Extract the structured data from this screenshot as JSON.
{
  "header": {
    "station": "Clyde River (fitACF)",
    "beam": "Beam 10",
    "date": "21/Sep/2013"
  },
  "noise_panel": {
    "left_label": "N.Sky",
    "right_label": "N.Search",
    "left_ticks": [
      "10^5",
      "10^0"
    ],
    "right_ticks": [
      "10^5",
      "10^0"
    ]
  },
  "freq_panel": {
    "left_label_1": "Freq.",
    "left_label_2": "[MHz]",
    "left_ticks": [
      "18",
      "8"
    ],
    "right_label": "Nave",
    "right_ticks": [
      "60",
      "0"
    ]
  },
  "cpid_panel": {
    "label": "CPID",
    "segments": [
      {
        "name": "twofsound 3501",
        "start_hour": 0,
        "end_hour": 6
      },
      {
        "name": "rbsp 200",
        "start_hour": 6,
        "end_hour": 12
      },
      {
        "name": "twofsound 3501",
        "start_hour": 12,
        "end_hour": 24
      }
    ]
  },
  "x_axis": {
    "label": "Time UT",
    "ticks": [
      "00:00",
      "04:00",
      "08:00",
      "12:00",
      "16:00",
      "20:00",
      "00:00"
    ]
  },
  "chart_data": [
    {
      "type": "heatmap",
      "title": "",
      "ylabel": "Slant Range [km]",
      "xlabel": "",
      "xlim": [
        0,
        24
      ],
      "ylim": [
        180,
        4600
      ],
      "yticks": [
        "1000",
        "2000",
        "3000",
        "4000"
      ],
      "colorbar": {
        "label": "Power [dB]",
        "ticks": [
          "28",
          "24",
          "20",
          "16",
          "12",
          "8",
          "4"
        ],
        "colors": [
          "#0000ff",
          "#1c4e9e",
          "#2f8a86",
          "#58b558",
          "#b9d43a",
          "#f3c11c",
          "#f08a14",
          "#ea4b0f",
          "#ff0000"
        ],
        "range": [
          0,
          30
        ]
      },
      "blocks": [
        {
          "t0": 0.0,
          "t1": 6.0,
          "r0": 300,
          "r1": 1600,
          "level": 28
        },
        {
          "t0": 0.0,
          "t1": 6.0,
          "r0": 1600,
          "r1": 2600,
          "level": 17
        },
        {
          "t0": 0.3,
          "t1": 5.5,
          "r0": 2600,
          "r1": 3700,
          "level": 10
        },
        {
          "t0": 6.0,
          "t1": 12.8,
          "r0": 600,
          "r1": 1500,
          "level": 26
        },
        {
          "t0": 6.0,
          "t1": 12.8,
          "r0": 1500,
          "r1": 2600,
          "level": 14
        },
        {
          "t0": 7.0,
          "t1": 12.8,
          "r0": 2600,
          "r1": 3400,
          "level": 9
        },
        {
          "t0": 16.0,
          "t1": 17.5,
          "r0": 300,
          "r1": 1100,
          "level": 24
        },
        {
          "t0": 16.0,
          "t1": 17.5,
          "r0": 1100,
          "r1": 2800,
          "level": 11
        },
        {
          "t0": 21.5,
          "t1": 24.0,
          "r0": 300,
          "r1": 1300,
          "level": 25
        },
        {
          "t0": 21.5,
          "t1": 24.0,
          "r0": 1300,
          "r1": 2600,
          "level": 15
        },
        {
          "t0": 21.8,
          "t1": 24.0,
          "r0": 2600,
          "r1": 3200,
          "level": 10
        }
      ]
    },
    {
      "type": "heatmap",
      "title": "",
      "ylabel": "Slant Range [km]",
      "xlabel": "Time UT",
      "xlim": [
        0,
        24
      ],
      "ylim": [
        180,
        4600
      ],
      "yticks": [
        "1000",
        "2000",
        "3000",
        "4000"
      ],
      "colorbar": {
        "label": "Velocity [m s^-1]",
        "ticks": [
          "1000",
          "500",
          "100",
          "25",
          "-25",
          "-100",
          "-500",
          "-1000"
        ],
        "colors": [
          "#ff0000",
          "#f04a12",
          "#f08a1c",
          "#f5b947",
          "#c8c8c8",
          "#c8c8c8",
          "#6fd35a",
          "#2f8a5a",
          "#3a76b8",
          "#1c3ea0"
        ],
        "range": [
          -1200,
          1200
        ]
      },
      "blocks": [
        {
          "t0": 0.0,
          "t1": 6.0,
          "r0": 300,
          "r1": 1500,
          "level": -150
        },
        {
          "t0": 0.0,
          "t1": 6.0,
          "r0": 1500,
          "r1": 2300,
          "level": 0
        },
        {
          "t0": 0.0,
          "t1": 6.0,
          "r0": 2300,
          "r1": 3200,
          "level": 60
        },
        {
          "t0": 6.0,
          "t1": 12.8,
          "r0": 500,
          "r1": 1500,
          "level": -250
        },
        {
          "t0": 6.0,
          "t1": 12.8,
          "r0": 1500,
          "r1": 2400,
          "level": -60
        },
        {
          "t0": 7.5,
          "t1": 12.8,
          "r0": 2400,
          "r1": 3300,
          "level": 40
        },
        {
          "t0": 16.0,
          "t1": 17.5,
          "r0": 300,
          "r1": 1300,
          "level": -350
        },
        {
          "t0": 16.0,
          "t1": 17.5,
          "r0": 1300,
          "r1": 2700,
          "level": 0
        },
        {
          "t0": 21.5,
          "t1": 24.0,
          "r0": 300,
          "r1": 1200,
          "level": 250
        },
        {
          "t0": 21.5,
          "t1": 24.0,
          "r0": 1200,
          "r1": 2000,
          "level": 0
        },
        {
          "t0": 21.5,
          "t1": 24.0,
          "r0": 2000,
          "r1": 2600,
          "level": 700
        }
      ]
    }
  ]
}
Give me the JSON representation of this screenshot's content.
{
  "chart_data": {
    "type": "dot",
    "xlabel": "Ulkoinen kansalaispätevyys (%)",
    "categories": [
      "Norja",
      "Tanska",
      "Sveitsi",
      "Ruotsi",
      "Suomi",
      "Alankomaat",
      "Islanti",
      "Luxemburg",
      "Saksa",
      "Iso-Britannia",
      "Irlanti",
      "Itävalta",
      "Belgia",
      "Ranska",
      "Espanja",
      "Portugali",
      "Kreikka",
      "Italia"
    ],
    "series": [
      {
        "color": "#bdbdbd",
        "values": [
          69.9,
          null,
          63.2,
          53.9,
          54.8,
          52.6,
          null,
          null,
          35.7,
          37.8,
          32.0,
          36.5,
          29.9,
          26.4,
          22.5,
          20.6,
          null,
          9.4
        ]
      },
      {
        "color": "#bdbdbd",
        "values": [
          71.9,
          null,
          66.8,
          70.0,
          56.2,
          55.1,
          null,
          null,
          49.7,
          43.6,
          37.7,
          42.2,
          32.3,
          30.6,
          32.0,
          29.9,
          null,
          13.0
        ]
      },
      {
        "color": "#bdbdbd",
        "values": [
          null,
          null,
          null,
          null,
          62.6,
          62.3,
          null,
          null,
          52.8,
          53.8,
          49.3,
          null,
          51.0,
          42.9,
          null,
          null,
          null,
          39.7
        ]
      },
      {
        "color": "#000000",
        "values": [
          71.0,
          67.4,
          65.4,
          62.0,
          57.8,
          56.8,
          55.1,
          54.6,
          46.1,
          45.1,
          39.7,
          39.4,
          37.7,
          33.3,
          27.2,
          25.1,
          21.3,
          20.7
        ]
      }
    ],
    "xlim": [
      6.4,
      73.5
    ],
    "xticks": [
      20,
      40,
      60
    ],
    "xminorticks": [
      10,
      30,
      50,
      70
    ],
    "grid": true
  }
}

Requirement ->
Reproduce the entries above exactly.

Correct response ->
Extract the structured data from this screenshot as JSON.
{
  "header": {
    "station": "Clyde River (fitACF)",
    "beam": "Beam 10",
    "date": "21/Sep/2013"
  },
  "noise_panel": {
    "left_label": "N.Sky",
    "right_label": "N.Search",
    "left_ticks": [
      "10^5",
      "10^0"
    ],
    "right_ticks": [
      "10^5",
      "10^0"
    ]
  },
  "freq_panel": {
    "left_label_1": "Freq.",
    "left_label_2": "[MHz]",
    "left_ticks": [
      "18",
      "8"
    ],
    "right_label": "Nave",
    "right_ticks": [
      "60",
      "0"
    ]
  },
  "cpid_panel": {
    "label": "CPID",
    "segments": [
      {
        "name": "twofsound 3501",
        "start_hour": 0,
        "end_hour": 6
      },
      {
        "name": "rbsp 200",
        "start_hour": 6,
        "end_hour": 12
      },
      {
        "name": "twofsound 3501",
        "start_hour": 12,
        "end_hour": 24
      }
    ]
  },
  "x_axis": {
    "label": "Time UT",
    "ticks": [
      "00:00",
      "04:00",
      "08:00",
      "12:00",
      "16:00",
      "20:00",
      "00:00"
    ]
  },
  "chart_data": [
    {
      "type": "heatmap",
      "title": "",
      "ylabel": "Slant Range [km]",
      "xlabel": "",
      "xlim": [
        0,
        24
      ],
      "ylim": [
        180,
        4600
      ],
      "yticks": [
        "1000",
        "2000",
        "3000",
        "4000"
      ],
      "colorbar": {
        "label": "Power [dB]",
        "ticks": [
          "28",
          "24",
          "20",
          "16",
          "12",
          "8",
          "4"
        ],
        "colors": [
          "#0000ff",
          "#1c4e9e",
          "#2f8a86",
          "#58b558",
          "#b9d43a",
          "#f3c11c",
          "#f08a14",
          "#ea4b0f",
          "#ff0000"
        ],
        "range": [
          0,
          30
        ]
      },
      "blocks": [
        {
          "t0": 0.0,
          "t1": 6.0,
          "r0": 300,
          "r1": 1600,
          "level": 28
        },
        {
          "t0": 0.0,
          "t1": 6.0,
          "r0": 1600,
          "r1": 2600,
          "level": 17
        },
        {
          "t0": 0.3,
          "t1": 5.5,
          "r0": 2600,
          "r1": 3700,
          "level": 10
        },
        {
          "t0": 6.0,
          "t1": 12.8,
          "r0": 600,
          "r1": 1500,
          "level": 26
        },
        {
          "t0": 6.0,
          "t1": 12.8,
          "r0": 1500,
          "r1": 2600,
          "level": 14
        },
        {
          "t0": 7.0,
          "t1": 12.8,
          "r0": 2600,
          "r1": 3400,
          "level": 9
        },
        {
          "t0": 16.0,
          "t1": 17.5,
          "r0": 300,
          "r1": 1100,
          "level": 24
        },
        {
          "t0": 16.0,
          "t1": 17.5,
          "r0": 1100,
          "r1": 2800,
          "level": 11
        },
        {
          "t0": 21.5,
          "t1": 24.0,
          "r0": 300,
          "r1": 1300,
          "level": 25
        },
        {
          "t0": 21.5,
          "t1": 24.0,
          "r0": 1300,
          "r1": 2600,
          "level": 15
        },
        {
          "t0": 21.8,
          "t1": 24.0,
          "r0": 2600,
          "r1": 3200,
          "level": 10
        }
      ]
    },
    {
      "type": "heatmap",
      "title": "",
      "ylabel": "Slant Range [km]",
      "xlabel": "Time UT",
      "xlim": [
        0,
        24
      ],
      "ylim": [
        180,
        4600
      ],
      "yticks": [
        "1000",
        "2000",
        "3000",
        "4000"
      ],
      "colorbar": {
        "label": "Velocity [m s^-1]",
        "ticks": [
          "1000",
          "500",
          "100",
          "25",
          "-25",
          "-100",
          "-500",
          "-1000"
        ],
        "colors": [
          "#ff0000",
          "#f04a12",
          "#f08a1c",
          "#f5b947",
          "#c8c8c8",
          "#c8c8c8",
          "#6fd35a",
          "#2f8a5a",
          "#3a76b8",
          "#1c3ea0"
        ],
        "range": [
          -1200,
          1200
        ]
      },
      "blocks": [
        {
          "t0": 0.0,
          "t1": 6.0,
          "r0": 300,
          "r1": 1500,
          "level": -150
        },
        {
          "t0": 0.0,
          "t1": 6.0,
          "r0": 1500,
          "r1": 2300,
          "level": 0
        },
        {
          "t0": 0.0,
          "t1": 6.0,
          "r0": 2300,
          "r1": 3200,
          "level": 60
        },
        {
          "t0": 6.0,
          "t1": 12.8,
          "r0": 500,
          "r1": 1500,
          "level": -250
        },
        {
          "t0": 6.0,
          "t1": 12.8,
          "r0": 1500,
          "r1": 2400,
          "level": -60
        },
        {
          "t0": 7.5,
          "t1": 12.8,
          "r0": 2400,
          "r1": 3300,
          "level": 40
        },
        {
          "t0": 16.0,
          "t1": 17.5,
          "r0": 300,
          "r1": 1300,
          "level": -350
        },
        {
          "t0": 16.0,
          "t1": 17.5,
          "r0": 1300,
          "r1": 2700,
          "level": 0
        },
        {
          "t0": 21.5,
          "t1": 24.0,
          "r0": 300,
          "r1": 1200,
          "level": 250
        },
        {
          "t0": 21.5,
          "t1": 24.0,
          "r0": 1200,
          "r1": 2000,
          "level": 0
        },
        {
          "t0": 21.5,
          "t1": 24.0,
          "r0": 2000,
          "r1": 2600,
          "level": 700
        }
      ]
    }
  ]
}
Give me the JSON representation of this screenshot's content.
{
  "chart_data": {
    "type": "dot",
    "xlabel": "Ulkoinen kansalaispätevyys (%)",
    "categories": [
      "Norja",
      "Tanska",
      "Sveitsi",
      "Ruotsi",
      "Suomi",
      "Alankomaat",
      "Islanti",
      "Luxemburg",
      "Saksa",
      "Iso-Britannia",
      "Irlanti",
      "Itävalta",
      "Belgia",
      "Ranska",
      "Espanja",
      "Portugali",
      "Kreikka",
      "Italia"
    ],
    "series": [
      {
        "color": "#bdbdbd",
        "values": [
          69.9,
          null,
          63.2,
          53.9,
          54.8,
          52.6,
          null,
          null,
          35.7,
          37.8,
          32.0,
          36.5,
          29.9,
          26.4,
          22.5,
          20.6,
          null,
          9.4
        ]
      },
      {
        "color": "#bdbdbd",
        "values": [
          71.9,
          null,
          66.8,
          70.0,
          56.2,
          55.1,
          null,
          null,
          49.7,
          43.6,
          37.7,
          42.2,
          32.3,
          30.6,
          32.0,
          29.9,
          null,
          13.0
        ]
      },
      {
        "color": "#bdbdbd",
        "values": [
          null,
          null,
          null,
          null,
          62.6,
          62.3,
          null,
          null,
          52.8,
          53.8,
          49.3,
          null,
          51.0,
          42.9,
          null,
          null,
          null,
          39.7
        ]
      },
      {
        "color": "#000000",
        "values": [
          71.0,
          67.4,
          65.4,
          62.0,
          57.8,
          56.8,
          55.1,
          54.6,
          46.1,
          45.1,
          39.7,
          39.4,
          37.7,
          33.3,
          27.2,
          25.1,
          21.3,
          20.7
        ]
      }
    ],
    "xlim": [
      6.4,
      73.5
    ],
    "xticks": [
      20,
      40,
      60
    ],
    "xminorticks": [
      10,
      30,
      50,
      70
    ],
    "grid": true
  }
}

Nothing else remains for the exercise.